--- Begin ---
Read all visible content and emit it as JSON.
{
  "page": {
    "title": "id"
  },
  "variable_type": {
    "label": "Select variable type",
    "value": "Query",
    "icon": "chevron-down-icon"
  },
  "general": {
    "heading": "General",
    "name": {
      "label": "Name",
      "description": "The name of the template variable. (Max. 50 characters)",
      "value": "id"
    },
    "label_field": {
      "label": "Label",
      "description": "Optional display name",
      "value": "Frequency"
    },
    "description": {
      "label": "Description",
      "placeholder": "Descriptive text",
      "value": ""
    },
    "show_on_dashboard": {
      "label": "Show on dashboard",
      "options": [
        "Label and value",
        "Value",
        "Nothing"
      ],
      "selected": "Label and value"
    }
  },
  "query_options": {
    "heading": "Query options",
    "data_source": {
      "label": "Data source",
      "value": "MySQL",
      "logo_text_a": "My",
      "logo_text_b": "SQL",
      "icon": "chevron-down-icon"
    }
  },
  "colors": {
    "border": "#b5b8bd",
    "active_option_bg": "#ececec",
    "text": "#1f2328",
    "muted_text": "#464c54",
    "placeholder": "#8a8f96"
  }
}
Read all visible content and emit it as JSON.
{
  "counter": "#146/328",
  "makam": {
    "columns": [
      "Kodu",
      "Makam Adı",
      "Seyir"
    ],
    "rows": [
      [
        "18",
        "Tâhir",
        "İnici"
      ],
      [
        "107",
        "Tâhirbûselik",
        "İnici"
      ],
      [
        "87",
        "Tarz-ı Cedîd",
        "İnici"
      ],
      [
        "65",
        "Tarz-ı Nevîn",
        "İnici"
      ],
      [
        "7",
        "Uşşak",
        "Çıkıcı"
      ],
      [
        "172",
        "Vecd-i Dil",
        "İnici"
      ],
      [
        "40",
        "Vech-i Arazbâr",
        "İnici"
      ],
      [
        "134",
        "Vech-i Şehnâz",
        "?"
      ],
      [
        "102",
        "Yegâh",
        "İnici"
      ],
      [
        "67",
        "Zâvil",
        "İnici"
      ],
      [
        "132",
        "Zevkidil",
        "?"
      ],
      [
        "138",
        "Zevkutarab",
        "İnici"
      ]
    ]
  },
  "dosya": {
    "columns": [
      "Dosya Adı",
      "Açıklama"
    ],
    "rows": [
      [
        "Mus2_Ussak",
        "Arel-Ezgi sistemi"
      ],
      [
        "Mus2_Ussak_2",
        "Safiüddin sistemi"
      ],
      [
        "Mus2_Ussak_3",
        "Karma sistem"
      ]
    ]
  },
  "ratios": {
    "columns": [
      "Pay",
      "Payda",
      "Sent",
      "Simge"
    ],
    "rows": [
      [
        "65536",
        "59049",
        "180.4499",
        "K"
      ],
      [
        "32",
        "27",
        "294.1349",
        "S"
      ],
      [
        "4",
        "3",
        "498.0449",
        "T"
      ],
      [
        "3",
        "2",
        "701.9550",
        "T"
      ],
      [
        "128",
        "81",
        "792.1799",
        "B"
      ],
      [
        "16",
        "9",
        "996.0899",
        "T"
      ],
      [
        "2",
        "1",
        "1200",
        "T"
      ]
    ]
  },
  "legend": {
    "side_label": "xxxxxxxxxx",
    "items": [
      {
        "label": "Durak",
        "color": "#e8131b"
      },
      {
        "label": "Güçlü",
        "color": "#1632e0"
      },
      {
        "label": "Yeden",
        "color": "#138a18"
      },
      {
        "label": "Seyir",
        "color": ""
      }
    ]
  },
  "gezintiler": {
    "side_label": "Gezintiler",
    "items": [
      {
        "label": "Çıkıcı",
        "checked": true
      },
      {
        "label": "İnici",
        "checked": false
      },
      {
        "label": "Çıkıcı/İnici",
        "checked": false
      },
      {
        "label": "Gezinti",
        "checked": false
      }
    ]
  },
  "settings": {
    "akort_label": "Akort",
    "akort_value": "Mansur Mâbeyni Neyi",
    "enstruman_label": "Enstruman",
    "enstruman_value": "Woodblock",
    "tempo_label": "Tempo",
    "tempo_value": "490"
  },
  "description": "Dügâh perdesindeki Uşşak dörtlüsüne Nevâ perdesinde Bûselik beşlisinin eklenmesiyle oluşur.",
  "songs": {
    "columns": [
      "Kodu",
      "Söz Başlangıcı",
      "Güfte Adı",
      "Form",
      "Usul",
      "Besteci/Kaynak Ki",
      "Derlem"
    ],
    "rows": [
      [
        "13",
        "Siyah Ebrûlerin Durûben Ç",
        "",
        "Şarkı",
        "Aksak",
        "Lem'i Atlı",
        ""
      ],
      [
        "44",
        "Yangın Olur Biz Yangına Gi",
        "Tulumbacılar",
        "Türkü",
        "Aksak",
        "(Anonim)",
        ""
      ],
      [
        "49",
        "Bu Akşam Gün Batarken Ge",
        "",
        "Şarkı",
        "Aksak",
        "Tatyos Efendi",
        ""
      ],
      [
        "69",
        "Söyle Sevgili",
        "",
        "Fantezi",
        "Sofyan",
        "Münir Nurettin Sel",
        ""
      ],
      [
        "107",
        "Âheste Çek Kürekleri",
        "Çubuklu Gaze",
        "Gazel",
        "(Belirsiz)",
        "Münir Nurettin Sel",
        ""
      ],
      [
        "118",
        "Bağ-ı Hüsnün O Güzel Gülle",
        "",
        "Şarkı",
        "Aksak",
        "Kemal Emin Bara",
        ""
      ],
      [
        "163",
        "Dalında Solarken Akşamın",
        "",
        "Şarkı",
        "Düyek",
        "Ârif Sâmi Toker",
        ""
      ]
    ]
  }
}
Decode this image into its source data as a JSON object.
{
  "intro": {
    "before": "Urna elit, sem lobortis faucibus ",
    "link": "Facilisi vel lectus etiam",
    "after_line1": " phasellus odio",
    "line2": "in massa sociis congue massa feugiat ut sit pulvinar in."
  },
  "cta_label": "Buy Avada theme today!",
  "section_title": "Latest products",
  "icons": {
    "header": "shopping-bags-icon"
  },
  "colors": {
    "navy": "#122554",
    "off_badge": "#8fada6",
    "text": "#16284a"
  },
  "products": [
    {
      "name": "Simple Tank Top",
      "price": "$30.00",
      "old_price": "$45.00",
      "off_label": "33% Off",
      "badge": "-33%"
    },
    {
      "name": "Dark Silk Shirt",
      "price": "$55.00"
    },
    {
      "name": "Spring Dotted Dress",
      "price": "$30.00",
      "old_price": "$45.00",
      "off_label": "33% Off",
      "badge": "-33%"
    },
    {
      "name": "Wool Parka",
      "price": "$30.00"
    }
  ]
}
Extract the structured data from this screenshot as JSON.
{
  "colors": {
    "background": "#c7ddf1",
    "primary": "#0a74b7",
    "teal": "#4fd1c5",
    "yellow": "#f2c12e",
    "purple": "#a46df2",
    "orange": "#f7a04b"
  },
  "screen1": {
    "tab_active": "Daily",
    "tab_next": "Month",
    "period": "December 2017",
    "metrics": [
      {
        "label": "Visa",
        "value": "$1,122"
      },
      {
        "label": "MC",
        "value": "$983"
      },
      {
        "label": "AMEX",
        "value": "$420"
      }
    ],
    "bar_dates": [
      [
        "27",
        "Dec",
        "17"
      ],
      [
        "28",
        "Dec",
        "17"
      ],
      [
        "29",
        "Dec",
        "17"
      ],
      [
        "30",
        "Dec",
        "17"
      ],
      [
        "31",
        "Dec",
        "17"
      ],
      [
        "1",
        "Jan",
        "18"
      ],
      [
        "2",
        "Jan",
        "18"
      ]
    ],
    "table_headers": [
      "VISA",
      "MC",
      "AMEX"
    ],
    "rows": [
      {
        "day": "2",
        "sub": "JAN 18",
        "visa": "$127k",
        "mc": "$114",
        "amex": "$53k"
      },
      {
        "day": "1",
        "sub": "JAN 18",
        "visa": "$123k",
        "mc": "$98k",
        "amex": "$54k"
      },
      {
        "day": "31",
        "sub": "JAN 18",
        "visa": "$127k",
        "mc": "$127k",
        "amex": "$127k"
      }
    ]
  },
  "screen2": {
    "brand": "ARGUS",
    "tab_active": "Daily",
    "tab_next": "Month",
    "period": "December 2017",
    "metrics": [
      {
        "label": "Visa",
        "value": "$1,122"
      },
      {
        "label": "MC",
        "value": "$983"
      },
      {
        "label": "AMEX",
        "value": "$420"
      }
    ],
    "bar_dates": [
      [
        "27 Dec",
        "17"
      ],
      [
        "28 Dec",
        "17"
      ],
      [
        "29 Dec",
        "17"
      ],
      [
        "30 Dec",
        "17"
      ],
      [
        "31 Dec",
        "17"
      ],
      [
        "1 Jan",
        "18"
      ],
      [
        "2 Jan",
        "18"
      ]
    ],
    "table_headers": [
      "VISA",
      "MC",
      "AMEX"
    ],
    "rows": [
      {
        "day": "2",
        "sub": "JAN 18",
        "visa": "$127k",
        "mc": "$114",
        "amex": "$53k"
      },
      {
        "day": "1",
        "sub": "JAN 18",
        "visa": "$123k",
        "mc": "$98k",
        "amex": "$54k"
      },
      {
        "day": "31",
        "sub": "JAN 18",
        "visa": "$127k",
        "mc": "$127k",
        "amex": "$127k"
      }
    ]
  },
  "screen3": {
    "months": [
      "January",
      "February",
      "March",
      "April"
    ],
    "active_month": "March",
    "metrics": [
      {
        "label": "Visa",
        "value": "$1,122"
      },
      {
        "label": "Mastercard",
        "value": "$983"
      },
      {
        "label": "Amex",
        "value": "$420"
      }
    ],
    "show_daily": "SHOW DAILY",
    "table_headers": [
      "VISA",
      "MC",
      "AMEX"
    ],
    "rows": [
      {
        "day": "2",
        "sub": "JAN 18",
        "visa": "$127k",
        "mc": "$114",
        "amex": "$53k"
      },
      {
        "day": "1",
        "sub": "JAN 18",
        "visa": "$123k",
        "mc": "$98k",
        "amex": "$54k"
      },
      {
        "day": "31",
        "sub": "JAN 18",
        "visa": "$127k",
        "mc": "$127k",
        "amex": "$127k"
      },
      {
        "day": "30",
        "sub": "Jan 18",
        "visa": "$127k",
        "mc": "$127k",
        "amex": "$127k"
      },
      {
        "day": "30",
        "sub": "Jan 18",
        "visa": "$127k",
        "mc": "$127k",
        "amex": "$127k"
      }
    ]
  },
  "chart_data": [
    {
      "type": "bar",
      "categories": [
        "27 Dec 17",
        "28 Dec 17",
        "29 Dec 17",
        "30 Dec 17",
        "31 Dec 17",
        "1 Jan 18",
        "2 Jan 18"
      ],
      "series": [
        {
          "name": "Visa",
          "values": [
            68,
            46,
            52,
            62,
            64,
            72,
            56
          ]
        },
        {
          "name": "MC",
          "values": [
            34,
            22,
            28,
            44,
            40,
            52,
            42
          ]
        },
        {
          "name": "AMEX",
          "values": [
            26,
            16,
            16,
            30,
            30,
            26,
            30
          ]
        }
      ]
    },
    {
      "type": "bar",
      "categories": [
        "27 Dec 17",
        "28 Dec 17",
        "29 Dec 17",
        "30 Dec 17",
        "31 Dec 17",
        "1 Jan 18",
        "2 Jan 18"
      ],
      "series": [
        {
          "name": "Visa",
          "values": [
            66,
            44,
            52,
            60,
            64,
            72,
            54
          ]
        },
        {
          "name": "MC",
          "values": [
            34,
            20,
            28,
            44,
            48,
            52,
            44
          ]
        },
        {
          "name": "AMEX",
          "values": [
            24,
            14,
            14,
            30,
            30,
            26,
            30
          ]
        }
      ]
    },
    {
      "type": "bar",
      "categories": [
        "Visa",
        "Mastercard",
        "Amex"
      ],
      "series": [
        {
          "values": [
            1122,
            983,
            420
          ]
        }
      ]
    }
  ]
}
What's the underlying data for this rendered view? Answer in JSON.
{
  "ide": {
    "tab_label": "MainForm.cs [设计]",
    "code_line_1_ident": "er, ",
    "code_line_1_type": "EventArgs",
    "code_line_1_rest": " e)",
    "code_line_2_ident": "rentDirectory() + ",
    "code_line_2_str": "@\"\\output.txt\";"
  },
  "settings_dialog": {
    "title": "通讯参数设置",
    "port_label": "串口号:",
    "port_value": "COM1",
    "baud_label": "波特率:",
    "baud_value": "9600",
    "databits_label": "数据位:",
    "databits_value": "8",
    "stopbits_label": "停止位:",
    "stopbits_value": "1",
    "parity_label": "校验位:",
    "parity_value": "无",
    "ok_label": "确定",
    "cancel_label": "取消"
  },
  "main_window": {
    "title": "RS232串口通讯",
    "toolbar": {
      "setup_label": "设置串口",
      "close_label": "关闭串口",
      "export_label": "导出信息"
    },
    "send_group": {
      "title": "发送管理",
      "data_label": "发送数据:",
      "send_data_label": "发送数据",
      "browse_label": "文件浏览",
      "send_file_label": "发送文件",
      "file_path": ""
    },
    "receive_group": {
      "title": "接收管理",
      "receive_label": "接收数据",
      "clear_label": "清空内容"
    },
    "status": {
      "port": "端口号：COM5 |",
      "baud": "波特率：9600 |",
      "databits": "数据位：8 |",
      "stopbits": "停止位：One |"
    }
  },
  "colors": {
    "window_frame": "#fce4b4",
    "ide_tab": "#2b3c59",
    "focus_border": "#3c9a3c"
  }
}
--- End ---
● **PROBLEM TO WORK ON**
Copy every line above that holds the word "Uşşak".

● **THE ANSWER**
        "Uşşak",
  "description": "Dügâh perdesindeki Uşşak dörtlüsüne Nevâ perdesinde Bûselik beşlisinin eklenmesiyle oluşur.",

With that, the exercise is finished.